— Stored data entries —
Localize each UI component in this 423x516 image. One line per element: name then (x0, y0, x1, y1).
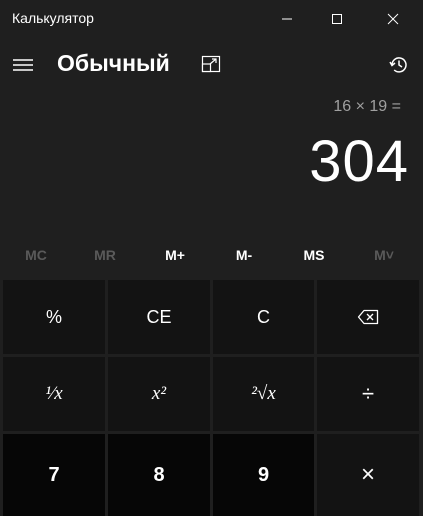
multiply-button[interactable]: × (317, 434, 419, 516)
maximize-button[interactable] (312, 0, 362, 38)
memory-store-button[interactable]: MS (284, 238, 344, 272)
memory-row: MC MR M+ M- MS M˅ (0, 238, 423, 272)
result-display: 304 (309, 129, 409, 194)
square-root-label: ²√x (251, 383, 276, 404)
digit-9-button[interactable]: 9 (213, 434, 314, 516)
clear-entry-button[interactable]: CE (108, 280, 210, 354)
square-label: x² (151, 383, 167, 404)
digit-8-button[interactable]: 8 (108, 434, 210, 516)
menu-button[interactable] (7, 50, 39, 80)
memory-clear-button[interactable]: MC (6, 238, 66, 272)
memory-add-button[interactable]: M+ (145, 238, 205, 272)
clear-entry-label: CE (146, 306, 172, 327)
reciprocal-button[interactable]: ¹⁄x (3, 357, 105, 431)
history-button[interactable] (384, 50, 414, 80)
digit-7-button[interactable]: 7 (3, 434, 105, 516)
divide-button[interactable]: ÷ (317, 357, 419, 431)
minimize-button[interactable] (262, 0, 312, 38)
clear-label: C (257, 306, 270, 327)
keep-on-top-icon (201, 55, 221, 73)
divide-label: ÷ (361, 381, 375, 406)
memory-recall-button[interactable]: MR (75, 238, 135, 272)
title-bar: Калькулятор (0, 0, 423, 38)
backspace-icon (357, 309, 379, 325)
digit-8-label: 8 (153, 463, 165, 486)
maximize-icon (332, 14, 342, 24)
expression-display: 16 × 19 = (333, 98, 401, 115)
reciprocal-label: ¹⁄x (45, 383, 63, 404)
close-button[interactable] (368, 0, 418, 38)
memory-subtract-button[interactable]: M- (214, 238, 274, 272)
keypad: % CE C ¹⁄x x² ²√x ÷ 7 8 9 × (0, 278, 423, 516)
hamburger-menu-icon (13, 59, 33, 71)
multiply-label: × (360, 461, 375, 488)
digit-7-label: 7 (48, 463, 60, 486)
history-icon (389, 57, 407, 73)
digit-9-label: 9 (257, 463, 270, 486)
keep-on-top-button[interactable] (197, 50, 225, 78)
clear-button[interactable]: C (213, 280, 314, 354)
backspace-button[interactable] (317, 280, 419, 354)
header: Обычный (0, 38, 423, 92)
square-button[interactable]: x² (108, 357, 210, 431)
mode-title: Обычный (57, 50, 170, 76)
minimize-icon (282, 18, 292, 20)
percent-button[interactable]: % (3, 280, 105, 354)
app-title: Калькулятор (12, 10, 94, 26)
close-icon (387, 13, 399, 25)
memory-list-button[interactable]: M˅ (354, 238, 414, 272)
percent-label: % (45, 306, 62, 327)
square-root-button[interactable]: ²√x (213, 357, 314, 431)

— Exercise —
Output the lines of the data above exactly as they appear, from the line with "multiply-button[interactable]: × (317, 434, 419, 516)" to the line with "digit-9-button[interactable]: 9 (213, 434, 314, 516)", both included.

— Solution to the problem —
multiply-button[interactable]: × (317, 434, 419, 516)
maximize-button[interactable] (312, 0, 362, 38)
memory-store-button[interactable]: MS (284, 238, 344, 272)
memory-row: MC MR M+ M- MS M˅ (0, 238, 423, 272)
result-display: 304 (309, 129, 409, 194)
square-root-label: ²√x (251, 383, 276, 404)
digit-9-button[interactable]: 9 (213, 434, 314, 516)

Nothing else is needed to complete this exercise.